:: Aim ::
Go through the records underneath and count the lines that include the string "продажи". Give nothing but the number.

◇ ◇ ◇ ◇ ◇ ◇ ◇

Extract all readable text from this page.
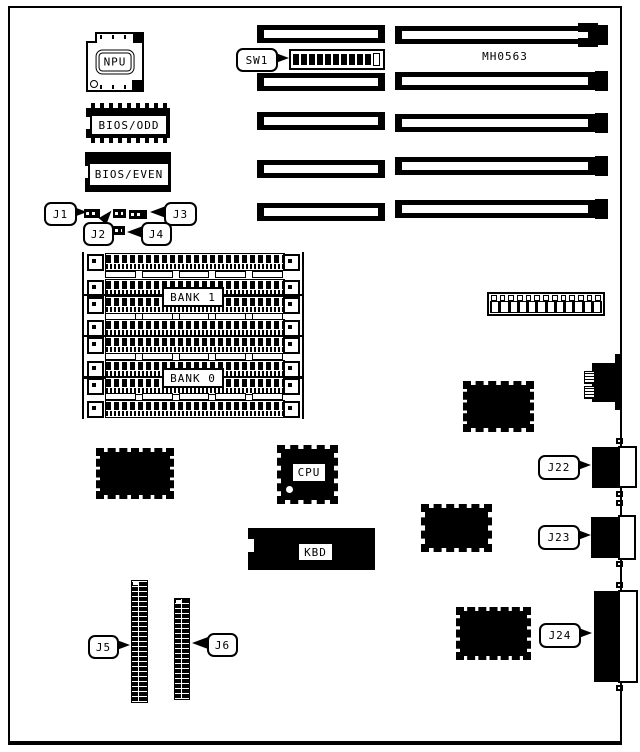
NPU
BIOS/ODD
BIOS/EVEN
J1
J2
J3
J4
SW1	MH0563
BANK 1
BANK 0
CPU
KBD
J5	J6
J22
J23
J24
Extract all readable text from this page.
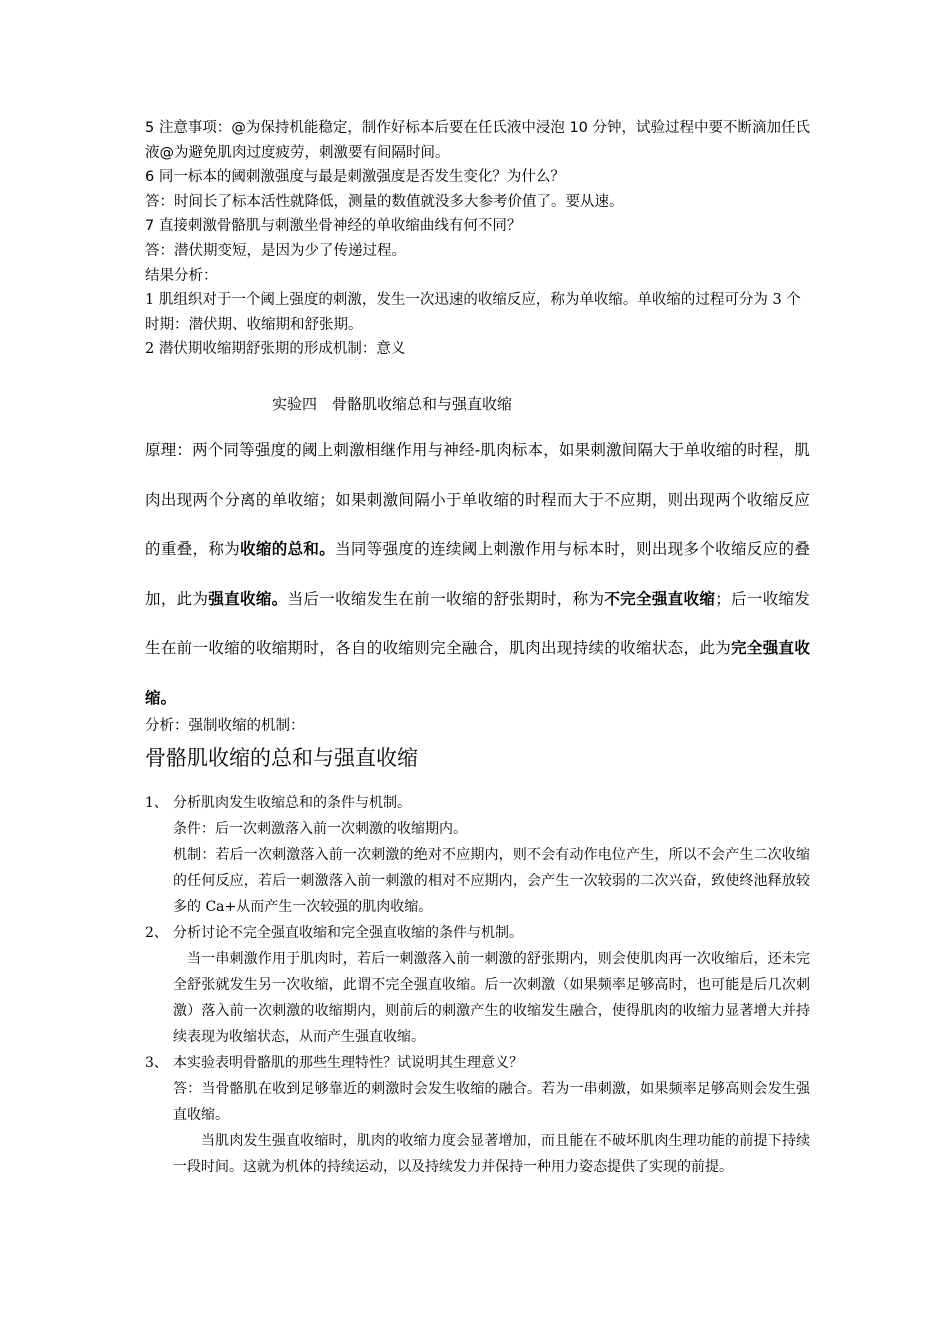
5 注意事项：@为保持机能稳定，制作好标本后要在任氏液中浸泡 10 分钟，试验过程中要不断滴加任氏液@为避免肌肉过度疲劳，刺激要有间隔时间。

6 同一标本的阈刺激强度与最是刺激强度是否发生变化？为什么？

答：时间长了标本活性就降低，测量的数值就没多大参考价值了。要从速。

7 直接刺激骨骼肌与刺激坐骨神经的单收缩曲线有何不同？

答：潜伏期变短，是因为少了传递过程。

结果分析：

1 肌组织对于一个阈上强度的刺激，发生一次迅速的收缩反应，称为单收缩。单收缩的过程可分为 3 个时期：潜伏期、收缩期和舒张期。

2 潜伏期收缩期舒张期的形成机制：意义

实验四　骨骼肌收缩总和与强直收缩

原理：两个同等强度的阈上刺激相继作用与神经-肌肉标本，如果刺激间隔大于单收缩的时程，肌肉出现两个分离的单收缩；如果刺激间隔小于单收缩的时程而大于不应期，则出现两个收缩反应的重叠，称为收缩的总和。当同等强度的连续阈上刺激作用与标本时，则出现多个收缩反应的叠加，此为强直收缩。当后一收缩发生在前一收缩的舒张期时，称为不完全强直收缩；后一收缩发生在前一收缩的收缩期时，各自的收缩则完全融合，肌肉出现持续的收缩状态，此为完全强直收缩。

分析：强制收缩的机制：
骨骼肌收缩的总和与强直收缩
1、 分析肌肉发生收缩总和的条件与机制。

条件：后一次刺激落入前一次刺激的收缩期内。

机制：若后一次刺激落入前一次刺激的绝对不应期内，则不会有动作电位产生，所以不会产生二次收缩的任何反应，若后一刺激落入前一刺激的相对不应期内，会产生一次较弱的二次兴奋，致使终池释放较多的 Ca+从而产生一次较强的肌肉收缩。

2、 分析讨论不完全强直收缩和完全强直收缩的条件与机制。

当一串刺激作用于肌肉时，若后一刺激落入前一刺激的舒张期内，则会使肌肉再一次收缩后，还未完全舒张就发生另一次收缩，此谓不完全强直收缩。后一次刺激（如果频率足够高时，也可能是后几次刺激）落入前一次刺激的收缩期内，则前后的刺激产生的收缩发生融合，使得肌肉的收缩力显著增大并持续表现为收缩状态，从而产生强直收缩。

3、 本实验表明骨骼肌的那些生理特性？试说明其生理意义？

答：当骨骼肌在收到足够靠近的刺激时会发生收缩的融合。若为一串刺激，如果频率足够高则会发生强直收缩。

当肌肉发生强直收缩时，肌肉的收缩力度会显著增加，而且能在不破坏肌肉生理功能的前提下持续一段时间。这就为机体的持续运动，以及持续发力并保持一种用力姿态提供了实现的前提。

◇ ◇ ◇ ◇ ◇ ◇ ◇

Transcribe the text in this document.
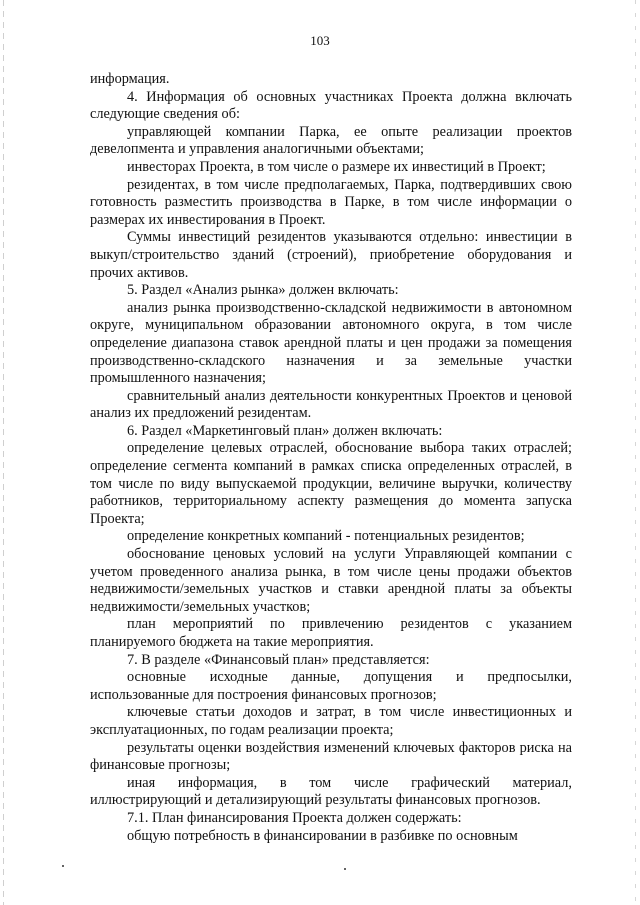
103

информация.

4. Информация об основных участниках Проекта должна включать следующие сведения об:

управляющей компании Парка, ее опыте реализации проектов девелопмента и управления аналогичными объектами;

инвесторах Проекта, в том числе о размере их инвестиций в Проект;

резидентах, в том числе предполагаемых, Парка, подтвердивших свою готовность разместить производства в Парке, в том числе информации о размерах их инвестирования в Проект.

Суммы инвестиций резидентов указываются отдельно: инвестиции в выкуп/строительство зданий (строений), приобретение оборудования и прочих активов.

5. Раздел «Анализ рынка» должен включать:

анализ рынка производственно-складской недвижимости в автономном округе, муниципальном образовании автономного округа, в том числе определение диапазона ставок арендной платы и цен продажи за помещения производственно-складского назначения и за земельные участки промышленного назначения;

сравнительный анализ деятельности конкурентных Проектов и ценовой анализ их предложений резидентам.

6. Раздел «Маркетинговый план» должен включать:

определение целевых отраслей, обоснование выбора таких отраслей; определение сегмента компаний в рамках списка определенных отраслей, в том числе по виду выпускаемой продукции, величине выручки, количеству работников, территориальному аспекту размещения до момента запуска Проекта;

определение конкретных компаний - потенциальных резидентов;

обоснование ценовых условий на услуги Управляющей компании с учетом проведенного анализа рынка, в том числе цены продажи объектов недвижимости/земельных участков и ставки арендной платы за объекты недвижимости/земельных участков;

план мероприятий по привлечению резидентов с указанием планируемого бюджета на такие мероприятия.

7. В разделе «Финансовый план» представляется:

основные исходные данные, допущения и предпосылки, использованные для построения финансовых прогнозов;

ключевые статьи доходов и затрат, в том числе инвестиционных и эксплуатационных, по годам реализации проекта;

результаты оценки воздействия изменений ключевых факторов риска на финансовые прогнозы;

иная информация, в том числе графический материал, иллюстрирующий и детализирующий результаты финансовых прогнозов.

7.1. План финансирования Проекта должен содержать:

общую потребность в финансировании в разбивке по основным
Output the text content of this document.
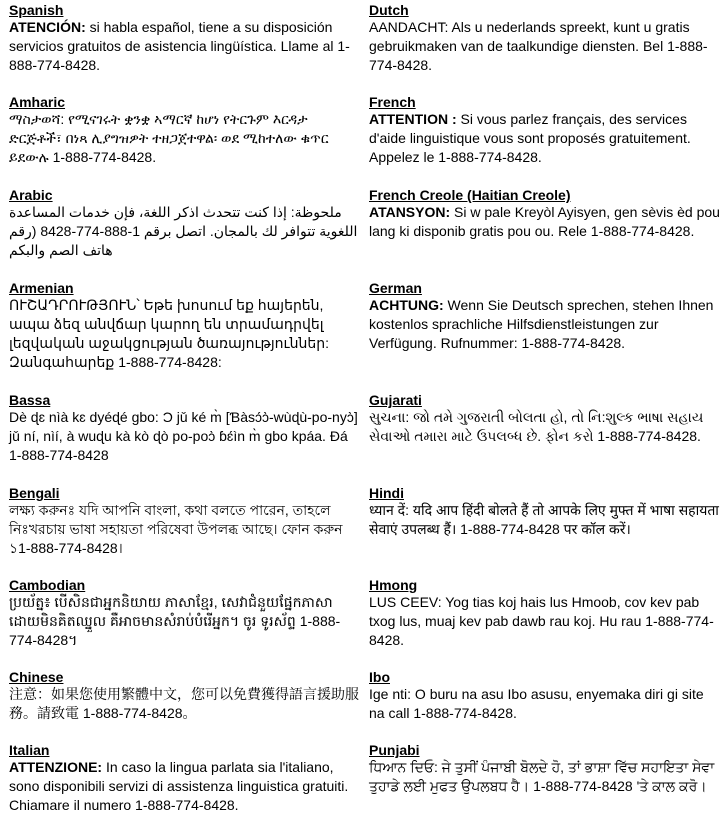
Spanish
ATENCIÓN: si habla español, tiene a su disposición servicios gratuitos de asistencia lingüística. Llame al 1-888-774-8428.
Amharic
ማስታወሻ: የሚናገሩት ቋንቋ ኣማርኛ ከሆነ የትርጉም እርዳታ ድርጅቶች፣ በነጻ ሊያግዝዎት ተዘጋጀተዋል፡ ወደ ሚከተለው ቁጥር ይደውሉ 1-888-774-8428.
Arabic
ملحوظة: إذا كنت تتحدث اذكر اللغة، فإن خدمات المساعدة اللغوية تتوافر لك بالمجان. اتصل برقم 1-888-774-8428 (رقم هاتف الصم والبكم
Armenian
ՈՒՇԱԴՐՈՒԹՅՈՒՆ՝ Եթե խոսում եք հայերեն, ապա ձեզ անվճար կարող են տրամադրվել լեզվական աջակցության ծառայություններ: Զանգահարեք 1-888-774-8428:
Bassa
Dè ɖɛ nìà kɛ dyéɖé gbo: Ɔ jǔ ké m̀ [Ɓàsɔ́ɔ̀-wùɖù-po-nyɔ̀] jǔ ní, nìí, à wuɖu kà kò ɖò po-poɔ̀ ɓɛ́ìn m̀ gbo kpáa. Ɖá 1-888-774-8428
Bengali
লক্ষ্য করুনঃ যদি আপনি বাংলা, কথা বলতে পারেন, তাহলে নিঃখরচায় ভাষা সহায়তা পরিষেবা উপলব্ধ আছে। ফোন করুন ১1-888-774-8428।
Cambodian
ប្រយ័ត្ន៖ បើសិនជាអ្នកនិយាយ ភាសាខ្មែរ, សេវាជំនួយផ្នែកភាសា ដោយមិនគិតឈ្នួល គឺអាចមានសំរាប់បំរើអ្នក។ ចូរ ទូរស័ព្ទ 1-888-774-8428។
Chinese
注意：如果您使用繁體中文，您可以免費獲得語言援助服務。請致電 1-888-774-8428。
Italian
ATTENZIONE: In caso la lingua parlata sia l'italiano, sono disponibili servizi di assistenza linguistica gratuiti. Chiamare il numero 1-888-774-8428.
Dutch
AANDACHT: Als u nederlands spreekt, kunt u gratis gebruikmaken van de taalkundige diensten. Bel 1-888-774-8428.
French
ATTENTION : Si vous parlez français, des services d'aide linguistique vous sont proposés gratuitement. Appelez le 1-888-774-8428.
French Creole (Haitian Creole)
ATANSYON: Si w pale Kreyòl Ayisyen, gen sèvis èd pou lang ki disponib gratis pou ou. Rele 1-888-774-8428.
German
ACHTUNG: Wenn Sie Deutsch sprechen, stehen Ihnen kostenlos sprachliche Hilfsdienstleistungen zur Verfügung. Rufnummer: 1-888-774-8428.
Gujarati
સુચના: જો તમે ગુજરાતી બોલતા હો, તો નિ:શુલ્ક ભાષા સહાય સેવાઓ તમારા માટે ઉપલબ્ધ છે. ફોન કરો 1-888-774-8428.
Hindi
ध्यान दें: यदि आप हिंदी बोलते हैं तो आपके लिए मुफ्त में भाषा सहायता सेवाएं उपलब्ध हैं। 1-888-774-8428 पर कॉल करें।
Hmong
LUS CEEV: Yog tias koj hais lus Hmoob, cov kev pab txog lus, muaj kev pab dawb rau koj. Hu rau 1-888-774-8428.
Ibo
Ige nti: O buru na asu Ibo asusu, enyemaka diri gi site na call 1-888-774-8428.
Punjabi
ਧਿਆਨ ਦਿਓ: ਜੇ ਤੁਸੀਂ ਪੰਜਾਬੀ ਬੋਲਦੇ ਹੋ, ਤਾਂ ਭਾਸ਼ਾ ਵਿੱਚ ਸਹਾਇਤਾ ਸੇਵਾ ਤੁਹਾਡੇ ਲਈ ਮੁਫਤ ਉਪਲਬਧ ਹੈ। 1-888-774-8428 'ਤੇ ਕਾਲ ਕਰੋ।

◇ ◇ ◇ ◇ ◇ ◇ ◇

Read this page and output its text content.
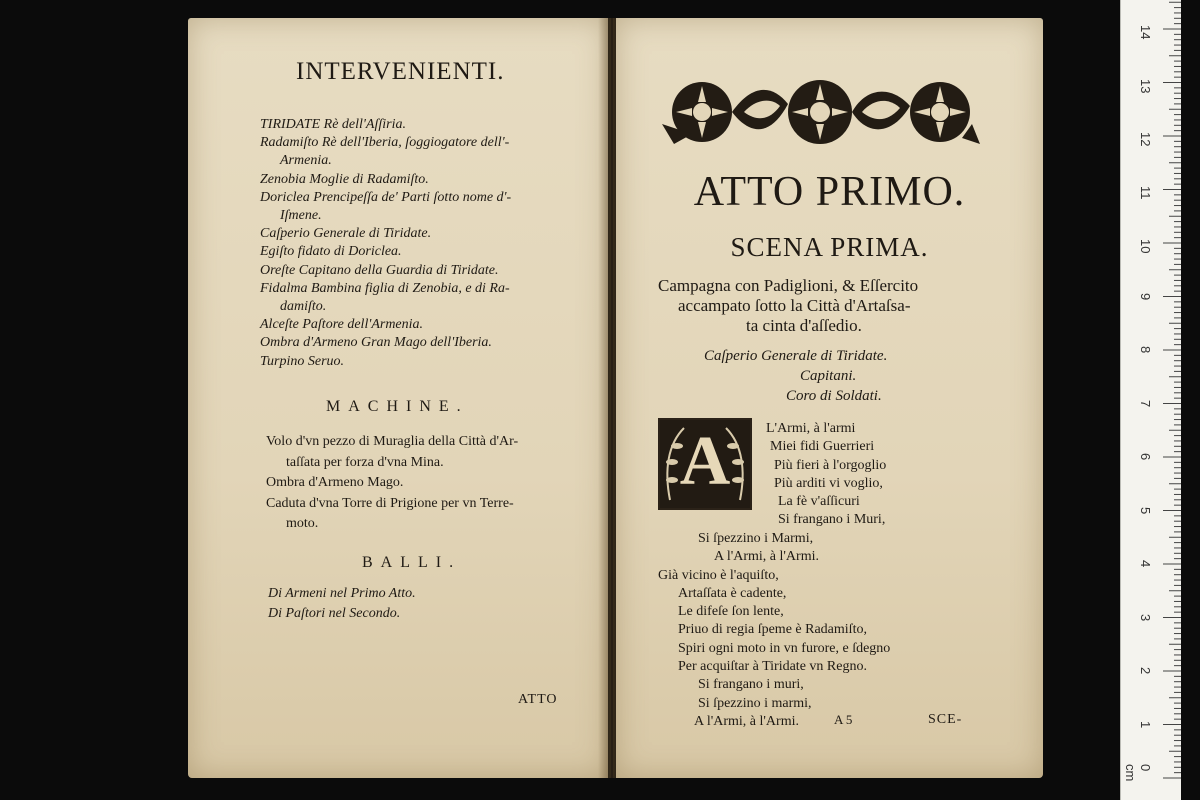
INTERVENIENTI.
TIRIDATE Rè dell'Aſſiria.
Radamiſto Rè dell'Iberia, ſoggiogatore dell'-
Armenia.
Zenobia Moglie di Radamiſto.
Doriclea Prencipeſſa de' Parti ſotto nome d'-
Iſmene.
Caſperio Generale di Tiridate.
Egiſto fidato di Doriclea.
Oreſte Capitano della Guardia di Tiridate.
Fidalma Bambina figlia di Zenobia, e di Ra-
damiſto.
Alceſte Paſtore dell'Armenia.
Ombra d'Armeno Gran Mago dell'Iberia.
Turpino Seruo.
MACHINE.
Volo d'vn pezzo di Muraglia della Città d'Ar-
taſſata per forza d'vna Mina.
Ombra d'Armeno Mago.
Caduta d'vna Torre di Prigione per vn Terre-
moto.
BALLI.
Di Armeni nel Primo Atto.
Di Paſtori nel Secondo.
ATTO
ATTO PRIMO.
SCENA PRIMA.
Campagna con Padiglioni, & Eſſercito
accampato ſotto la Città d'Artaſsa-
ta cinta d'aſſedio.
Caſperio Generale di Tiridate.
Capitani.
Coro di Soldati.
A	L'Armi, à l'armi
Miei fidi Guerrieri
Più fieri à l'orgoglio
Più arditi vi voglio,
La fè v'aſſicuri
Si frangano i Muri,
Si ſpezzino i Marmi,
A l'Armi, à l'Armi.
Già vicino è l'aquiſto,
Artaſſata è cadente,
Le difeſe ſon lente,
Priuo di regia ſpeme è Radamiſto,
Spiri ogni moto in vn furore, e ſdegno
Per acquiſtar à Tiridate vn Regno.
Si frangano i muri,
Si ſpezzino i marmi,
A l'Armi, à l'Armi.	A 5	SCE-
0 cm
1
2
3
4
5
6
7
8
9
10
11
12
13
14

◇ ◇ ◇ ◇ ◇ ◇ ◇

:: Expected output ::
2